## START

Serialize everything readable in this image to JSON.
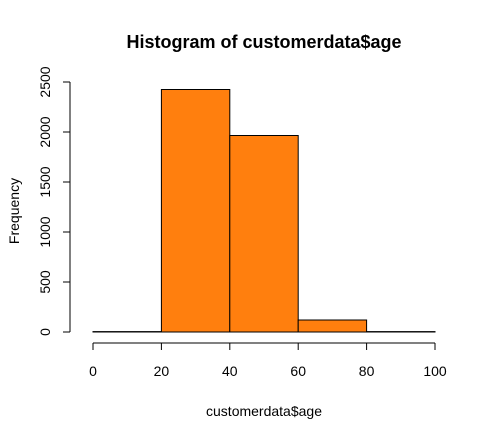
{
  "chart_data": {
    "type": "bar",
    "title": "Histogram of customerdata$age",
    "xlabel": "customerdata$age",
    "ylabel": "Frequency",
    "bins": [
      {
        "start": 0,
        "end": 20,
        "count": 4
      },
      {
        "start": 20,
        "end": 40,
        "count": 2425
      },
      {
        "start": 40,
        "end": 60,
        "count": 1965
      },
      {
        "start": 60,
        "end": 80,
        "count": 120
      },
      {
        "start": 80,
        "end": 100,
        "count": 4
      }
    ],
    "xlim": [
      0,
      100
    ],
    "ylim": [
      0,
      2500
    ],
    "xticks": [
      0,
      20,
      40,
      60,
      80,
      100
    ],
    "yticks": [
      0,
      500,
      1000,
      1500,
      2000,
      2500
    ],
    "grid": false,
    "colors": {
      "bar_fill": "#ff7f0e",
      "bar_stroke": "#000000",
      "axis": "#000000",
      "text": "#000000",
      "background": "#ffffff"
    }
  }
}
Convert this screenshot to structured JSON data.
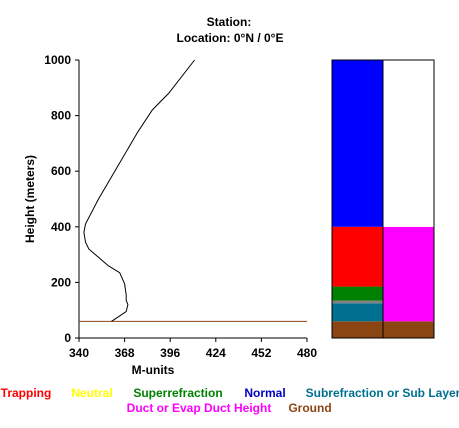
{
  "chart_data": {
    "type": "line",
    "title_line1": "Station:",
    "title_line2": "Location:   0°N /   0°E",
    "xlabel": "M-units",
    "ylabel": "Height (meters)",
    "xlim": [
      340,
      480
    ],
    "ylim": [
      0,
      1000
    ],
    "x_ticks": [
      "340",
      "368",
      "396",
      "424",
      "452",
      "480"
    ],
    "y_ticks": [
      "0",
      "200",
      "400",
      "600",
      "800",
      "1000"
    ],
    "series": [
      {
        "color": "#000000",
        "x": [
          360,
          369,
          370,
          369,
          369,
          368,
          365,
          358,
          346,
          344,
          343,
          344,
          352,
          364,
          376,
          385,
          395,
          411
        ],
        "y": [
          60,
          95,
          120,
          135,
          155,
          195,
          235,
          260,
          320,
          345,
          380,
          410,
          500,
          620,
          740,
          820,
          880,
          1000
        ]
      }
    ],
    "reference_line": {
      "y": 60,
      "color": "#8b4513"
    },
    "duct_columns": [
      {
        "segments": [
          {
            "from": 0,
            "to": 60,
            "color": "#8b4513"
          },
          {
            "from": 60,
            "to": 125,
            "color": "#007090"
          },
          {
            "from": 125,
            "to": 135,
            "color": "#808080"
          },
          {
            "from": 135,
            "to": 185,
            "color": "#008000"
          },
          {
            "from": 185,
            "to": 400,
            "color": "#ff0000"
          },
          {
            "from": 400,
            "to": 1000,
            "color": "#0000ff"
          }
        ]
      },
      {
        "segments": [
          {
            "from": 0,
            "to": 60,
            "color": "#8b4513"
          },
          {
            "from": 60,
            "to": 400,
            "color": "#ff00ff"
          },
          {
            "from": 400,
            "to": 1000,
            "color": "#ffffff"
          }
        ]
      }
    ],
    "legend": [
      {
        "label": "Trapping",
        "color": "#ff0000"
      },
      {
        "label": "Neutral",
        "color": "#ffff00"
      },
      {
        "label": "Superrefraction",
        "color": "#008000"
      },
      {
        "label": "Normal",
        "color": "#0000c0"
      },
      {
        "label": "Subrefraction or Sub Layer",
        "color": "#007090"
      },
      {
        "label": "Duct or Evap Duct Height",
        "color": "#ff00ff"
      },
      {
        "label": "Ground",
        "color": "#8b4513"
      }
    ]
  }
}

## END

## [GOAL OF THE EXERCISE]
Print each entry shown above with exact wording and no pictures.

## [THE OUTPUT]
Serialize everything readable in this image to JSON.
{
  "chart_data": {
    "type": "bar",
    "title": "Histogram of customerdata$age",
    "xlabel": "customerdata$age",
    "ylabel": "Frequency",
    "bins": [
      {
        "start": 0,
        "end": 20,
        "count": 4
      },
      {
        "start": 20,
        "end": 40,
        "count": 2425
      },
      {
        "start": 40,
        "end": 60,
        "count": 1965
      },
      {
        "start": 60,
        "end": 80,
        "count": 120
      },
      {
        "start": 80,
        "end": 100,
        "count": 4
      }
    ],
    "xlim": [
      0,
      100
    ],
    "ylim": [
      0,
      2500
    ],
    "xticks": [
      0,
      20,
      40,
      60,
      80,
      100
    ],
    "yticks": [
      0,
      500,
      1000,
      1500,
      2000,
      2500
    ],
    "grid": false,
    "colors": {
      "bar_fill": "#ff7f0e",
      "bar_stroke": "#000000",
      "axis": "#000000",
      "text": "#000000",
      "background": "#ffffff"
    }
  }
}
Convert this screenshot to structured JSON data.
{
  "chart_data": {
    "type": "line",
    "title_line1": "Station:",
    "title_line2": "Location:   0°N /   0°E",
    "xlabel": "M-units",
    "ylabel": "Height (meters)",
    "xlim": [
      340,
      480
    ],
    "ylim": [
      0,
      1000
    ],
    "x_ticks": [
      "340",
      "368",
      "396",
      "424",
      "452",
      "480"
    ],
    "y_ticks": [
      "0",
      "200",
      "400",
      "600",
      "800",
      "1000"
    ],
    "series": [
      {
        "color": "#000000",
        "x": [
          360,
          369,
          370,
          369,
          369,
          368,
          365,
          358,
          346,
          344,
          343,
          344,
          352,
          364,
          376,
          385,
          395,
          411
        ],
        "y": [
          60,
          95,
          120,
          135,
          155,
          195,
          235,
          260,
          320,
          345,
          380,
          410,
          500,
          620,
          740,
          820,
          880,
          1000
        ]
      }
    ],
    "reference_line": {
      "y": 60,
      "color": "#8b4513"
    },
    "duct_columns": [
      {
        "segments": [
          {
            "from": 0,
            "to": 60,
            "color": "#8b4513"
          },
          {
            "from": 60,
            "to": 125,
            "color": "#007090"
          },
          {
            "from": 125,
            "to": 135,
            "color": "#808080"
          },
          {
            "from": 135,
            "to": 185,
            "color": "#008000"
          },
          {
            "from": 185,
            "to": 400,
            "color": "#ff0000"
          },
          {
            "from": 400,
            "to": 1000,
            "color": "#0000ff"
          }
        ]
      },
      {
        "segments": [
          {
            "from": 0,
            "to": 60,
            "color": "#8b4513"
          },
          {
            "from": 60,
            "to": 400,
            "color": "#ff00ff"
          },
          {
            "from": 400,
            "to": 1000,
            "color": "#ffffff"
          }
        ]
      }
    ],
    "legend": [
      {
        "label": "Trapping",
        "color": "#ff0000"
      },
      {
        "label": "Neutral",
        "color": "#ffff00"
      },
      {
        "label": "Superrefraction",
        "color": "#008000"
      },
      {
        "label": "Normal",
        "color": "#0000c0"
      },
      {
        "label": "Subrefraction or Sub Layer",
        "color": "#007090"
      },
      {
        "label": "Duct or Evap Duct Height",
        "color": "#ff00ff"
      },
      {
        "label": "Ground",
        "color": "#8b4513"
      }
    ]
  }
}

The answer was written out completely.